Transcribe every entry below word for word, but skip the pictures.

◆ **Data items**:
——

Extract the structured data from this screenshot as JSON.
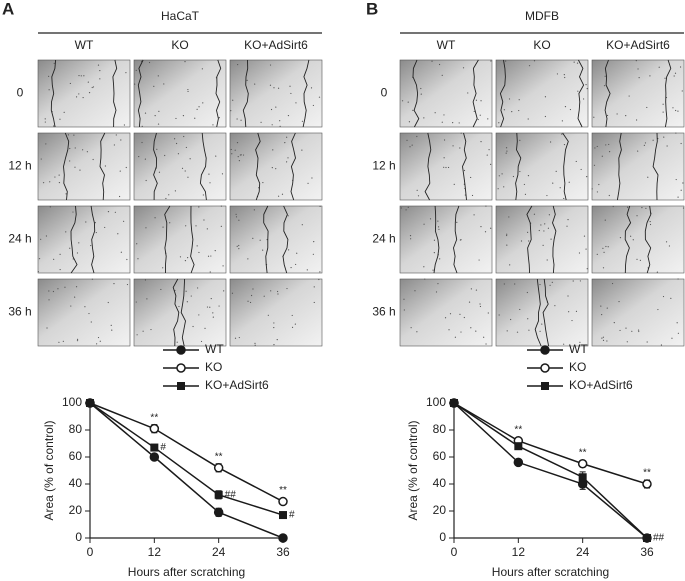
{
  "panels": [
    {
      "letter": "A",
      "title": "HaCaT",
      "columns": [
        "WT",
        "KO",
        "KO+AdSirt6"
      ],
      "rows": [
        "0",
        "12 h",
        "24 h",
        "36 h"
      ]
    },
    {
      "letter": "B",
      "title": "MDFB",
      "columns": [
        "WT",
        "KO",
        "KO+AdSirt6"
      ],
      "rows": [
        "0",
        "12 h",
        "24 h",
        "36 h"
      ]
    }
  ],
  "chart_data": [
    {
      "type": "line",
      "xlabel": "Hours after scratching",
      "ylabel": "Area (% of control)",
      "x": [
        0,
        12,
        24,
        36
      ],
      "xlim": [
        0,
        36
      ],
      "xticks": [
        0,
        12,
        24,
        36
      ],
      "ylim": [
        0,
        100
      ],
      "yticks": [
        0,
        20,
        40,
        60,
        80,
        100
      ],
      "series": [
        {
          "name": "WT",
          "color": "#1a1a1a",
          "marker": "filled-circle",
          "values": [
            100,
            60,
            19,
            0
          ],
          "errors": [
            0,
            1,
            3,
            1
          ]
        },
        {
          "name": "KO",
          "color": "#1a1a1a",
          "marker": "open-circle",
          "values": [
            100,
            81,
            52,
            27
          ],
          "errors": [
            0,
            3,
            3,
            2
          ],
          "significance": [
            null,
            "**",
            "**",
            "**"
          ]
        },
        {
          "name": "KO+AdSirt6",
          "color": "#1a1a1a",
          "marker": "filled-square",
          "values": [
            100,
            67,
            32,
            17
          ],
          "errors": [
            0,
            2,
            3,
            2
          ],
          "significance": [
            null,
            "#",
            "##",
            "#"
          ]
        }
      ]
    },
    {
      "type": "line",
      "xlabel": "Hours after scratching",
      "ylabel": "Area (% of control)",
      "x": [
        0,
        12,
        24,
        36
      ],
      "xlim": [
        0,
        36
      ],
      "xticks": [
        0,
        12,
        24,
        36
      ],
      "ylim": [
        0,
        100
      ],
      "yticks": [
        0,
        20,
        40,
        60,
        80,
        100
      ],
      "series": [
        {
          "name": "WT",
          "color": "#1a1a1a",
          "marker": "filled-circle",
          "values": [
            100,
            56,
            40,
            0
          ],
          "errors": [
            0,
            2,
            4,
            1
          ]
        },
        {
          "name": "KO",
          "color": "#1a1a1a",
          "marker": "open-circle",
          "values": [
            100,
            72,
            55,
            40
          ],
          "errors": [
            0,
            2,
            2,
            3
          ],
          "significance": [
            null,
            "**",
            "**",
            "**"
          ]
        },
        {
          "name": "KO+AdSirt6",
          "color": "#1a1a1a",
          "marker": "filled-square",
          "values": [
            100,
            68,
            45,
            0
          ],
          "errors": [
            0,
            2,
            4,
            1
          ],
          "significance": [
            null,
            null,
            null,
            "##"
          ]
        }
      ]
    }
  ]
}
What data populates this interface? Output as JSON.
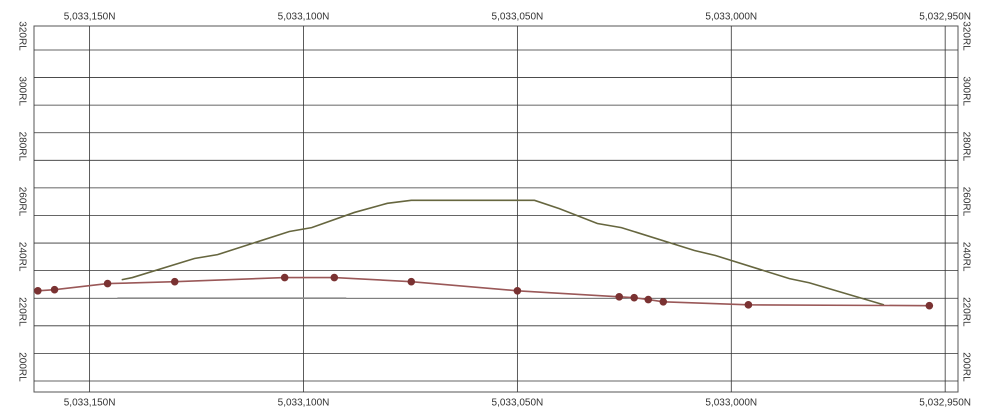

——

◆ **RESULT BELOW**:
Extract the structured data from this screenshot as JSON.
{
  "panels": [
    {
      "letter": "A",
      "title": "HaCaT",
      "columns": [
        "WT",
        "KO",
        "KO+AdSirt6"
      ],
      "rows": [
        "0",
        "12 h",
        "24 h",
        "36 h"
      ]
    },
    {
      "letter": "B",
      "title": "MDFB",
      "columns": [
        "WT",
        "KO",
        "KO+AdSirt6"
      ],
      "rows": [
        "0",
        "12 h",
        "24 h",
        "36 h"
      ]
    }
  ],
  "chart_data": [
    {
      "type": "line",
      "xlabel": "Hours after scratching",
      "ylabel": "Area (% of control)",
      "x": [
        0,
        12,
        24,
        36
      ],
      "xlim": [
        0,
        36
      ],
      "xticks": [
        0,
        12,
        24,
        36
      ],
      "ylim": [
        0,
        100
      ],
      "yticks": [
        0,
        20,
        40,
        60,
        80,
        100
      ],
      "series": [
        {
          "name": "WT",
          "color": "#1a1a1a",
          "marker": "filled-circle",
          "values": [
            100,
            60,
            19,
            0
          ],
          "errors": [
            0,
            1,
            3,
            1
          ]
        },
        {
          "name": "KO",
          "color": "#1a1a1a",
          "marker": "open-circle",
          "values": [
            100,
            81,
            52,
            27
          ],
          "errors": [
            0,
            3,
            3,
            2
          ],
          "significance": [
            null,
            "**",
            "**",
            "**"
          ]
        },
        {
          "name": "KO+AdSirt6",
          "color": "#1a1a1a",
          "marker": "filled-square",
          "values": [
            100,
            67,
            32,
            17
          ],
          "errors": [
            0,
            2,
            3,
            2
          ],
          "significance": [
            null,
            "#",
            "##",
            "#"
          ]
        }
      ]
    },
    {
      "type": "line",
      "xlabel": "Hours after scratching",
      "ylabel": "Area (% of control)",
      "x": [
        0,
        12,
        24,
        36
      ],
      "xlim": [
        0,
        36
      ],
      "xticks": [
        0,
        12,
        24,
        36
      ],
      "ylim": [
        0,
        100
      ],
      "yticks": [
        0,
        20,
        40,
        60,
        80,
        100
      ],
      "series": [
        {
          "name": "WT",
          "color": "#1a1a1a",
          "marker": "filled-circle",
          "values": [
            100,
            56,
            40,
            0
          ],
          "errors": [
            0,
            2,
            4,
            1
          ]
        },
        {
          "name": "KO",
          "color": "#1a1a1a",
          "marker": "open-circle",
          "values": [
            100,
            72,
            55,
            40
          ],
          "errors": [
            0,
            2,
            2,
            3
          ],
          "significance": [
            null,
            "**",
            "**",
            "**"
          ]
        },
        {
          "name": "KO+AdSirt6",
          "color": "#1a1a1a",
          "marker": "filled-square",
          "values": [
            100,
            68,
            45,
            0
          ],
          "errors": [
            0,
            2,
            4,
            1
          ],
          "significance": [
            null,
            null,
            null,
            "##"
          ]
        }
      ]
    }
  ]
}
What data populates this interface? Output as JSON.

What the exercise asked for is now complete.